● **Text provided**
● ● ● ● ●
I provide my own version below, with the notations introduced in the question.

Let us consider a node $u$ in a community $i$ of $P$, and let us consider the partition $P'$ obtained by moving $u$ from community $i$ to another community $j$ of $P$: for all $k\neq i$ and $k\ne j$ in $P$, $k$ is in $P'$; in addition, $P'$ contains $i'=i\setminus\{i\}$ and $j'=j\cup\{u\}$, and nothing else.

We then have $e_{i'} = e_i - 2 d(u,i)$ and $e_{j'} = e_j + 2 d(u,j)$. Also, $a_{i'} = a_i - d(u)$ and $a_{j'} = a_j + d(u)$.
● ● ● ● ●
(Excerpts from a layout annotation set)
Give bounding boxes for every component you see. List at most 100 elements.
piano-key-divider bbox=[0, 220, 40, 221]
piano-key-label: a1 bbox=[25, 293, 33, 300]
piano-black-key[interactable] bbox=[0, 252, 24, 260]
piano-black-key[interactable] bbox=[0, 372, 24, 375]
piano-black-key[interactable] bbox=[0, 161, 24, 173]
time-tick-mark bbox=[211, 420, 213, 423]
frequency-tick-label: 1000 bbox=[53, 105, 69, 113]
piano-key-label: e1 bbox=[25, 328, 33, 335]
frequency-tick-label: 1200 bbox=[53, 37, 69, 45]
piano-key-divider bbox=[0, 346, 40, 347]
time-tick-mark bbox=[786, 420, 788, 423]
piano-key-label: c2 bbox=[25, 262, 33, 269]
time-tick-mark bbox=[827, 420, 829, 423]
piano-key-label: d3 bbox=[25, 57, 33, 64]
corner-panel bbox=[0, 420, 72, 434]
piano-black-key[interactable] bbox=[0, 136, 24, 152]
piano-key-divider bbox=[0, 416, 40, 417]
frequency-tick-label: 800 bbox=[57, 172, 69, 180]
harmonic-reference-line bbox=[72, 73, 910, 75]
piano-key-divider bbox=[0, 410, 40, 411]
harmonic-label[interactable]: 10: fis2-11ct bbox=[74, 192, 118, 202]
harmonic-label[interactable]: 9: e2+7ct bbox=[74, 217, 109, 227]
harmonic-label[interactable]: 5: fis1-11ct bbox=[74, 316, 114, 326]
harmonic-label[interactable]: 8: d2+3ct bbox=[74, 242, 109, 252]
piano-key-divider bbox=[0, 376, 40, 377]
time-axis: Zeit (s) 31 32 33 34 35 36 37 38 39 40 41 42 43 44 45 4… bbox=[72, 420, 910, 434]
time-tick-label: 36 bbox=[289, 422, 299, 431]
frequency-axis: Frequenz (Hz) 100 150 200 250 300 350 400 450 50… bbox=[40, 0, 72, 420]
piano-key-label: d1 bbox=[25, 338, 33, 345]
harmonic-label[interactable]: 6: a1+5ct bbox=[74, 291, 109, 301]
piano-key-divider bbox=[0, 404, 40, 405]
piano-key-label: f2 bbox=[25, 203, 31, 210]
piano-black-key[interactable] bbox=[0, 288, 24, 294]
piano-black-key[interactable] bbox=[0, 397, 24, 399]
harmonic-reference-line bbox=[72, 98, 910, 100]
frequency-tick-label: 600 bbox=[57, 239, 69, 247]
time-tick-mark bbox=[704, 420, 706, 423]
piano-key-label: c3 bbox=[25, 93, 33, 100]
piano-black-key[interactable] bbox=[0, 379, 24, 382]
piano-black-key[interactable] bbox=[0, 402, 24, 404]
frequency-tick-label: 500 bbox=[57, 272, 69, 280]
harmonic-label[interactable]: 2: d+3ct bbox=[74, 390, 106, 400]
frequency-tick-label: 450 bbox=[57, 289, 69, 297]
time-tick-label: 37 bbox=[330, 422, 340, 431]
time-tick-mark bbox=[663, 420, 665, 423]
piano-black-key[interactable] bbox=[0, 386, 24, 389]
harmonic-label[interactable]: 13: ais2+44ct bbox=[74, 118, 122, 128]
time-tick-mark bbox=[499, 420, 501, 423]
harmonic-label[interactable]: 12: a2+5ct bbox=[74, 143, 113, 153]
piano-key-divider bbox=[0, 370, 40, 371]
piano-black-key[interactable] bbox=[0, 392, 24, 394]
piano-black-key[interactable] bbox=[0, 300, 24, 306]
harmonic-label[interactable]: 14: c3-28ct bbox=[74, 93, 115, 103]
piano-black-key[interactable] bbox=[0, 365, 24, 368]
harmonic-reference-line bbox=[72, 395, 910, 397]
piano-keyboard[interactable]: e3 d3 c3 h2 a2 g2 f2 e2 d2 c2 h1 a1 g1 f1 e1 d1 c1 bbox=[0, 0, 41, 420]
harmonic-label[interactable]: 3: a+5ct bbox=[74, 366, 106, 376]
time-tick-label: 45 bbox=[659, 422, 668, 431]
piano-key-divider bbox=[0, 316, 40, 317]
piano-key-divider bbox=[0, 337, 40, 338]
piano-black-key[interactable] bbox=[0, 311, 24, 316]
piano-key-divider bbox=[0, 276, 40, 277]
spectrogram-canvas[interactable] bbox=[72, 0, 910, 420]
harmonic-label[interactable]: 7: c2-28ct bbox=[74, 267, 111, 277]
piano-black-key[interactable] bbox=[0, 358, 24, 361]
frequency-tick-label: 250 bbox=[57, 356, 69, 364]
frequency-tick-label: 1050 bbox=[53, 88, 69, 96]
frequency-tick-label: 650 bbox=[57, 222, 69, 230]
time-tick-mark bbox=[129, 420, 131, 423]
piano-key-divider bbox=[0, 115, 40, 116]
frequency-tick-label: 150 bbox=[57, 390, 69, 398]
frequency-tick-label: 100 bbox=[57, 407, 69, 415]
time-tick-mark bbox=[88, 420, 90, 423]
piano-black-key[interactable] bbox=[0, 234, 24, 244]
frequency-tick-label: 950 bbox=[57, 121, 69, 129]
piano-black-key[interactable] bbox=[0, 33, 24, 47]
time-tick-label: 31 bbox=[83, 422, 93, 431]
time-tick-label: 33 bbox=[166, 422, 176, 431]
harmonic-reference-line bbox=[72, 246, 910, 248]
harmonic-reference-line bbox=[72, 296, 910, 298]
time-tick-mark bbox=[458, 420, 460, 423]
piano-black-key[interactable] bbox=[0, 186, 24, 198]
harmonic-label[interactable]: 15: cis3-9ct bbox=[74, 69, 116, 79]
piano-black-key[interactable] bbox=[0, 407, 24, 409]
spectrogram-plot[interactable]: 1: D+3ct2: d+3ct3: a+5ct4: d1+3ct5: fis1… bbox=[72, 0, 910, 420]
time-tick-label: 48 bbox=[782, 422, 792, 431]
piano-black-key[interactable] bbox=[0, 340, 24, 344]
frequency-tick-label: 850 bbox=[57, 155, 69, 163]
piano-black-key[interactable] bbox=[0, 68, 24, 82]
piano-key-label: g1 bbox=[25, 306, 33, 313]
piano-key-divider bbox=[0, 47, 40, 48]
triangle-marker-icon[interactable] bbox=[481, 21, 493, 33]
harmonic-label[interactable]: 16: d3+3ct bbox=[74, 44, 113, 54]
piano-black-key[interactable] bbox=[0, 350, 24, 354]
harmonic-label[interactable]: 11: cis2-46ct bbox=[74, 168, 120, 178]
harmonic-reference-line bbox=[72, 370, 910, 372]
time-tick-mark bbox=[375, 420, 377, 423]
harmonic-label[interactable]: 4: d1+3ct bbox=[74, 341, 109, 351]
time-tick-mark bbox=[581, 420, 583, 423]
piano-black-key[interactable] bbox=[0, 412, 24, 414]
● ● ● ● ●
● **Task objective**
From the community-partition text above, output the passage verbatim, starting with "Let us consider a" and going on through "and nothing else.".

● **Full answer**
Let us consider a node $u$ in a community $i$ of $P$, and let us consider the partition $P'$ obtained by moving $u$ from community $i$ to another community $j$ of $P$: for all $k\neq i$ and $k\ne j$ in $P$, $k$ is in $P'$; in addition, $P'$ contains $i'=i\setminus\{i\}$ and $j'=j\cup\{u\}$, and nothing else.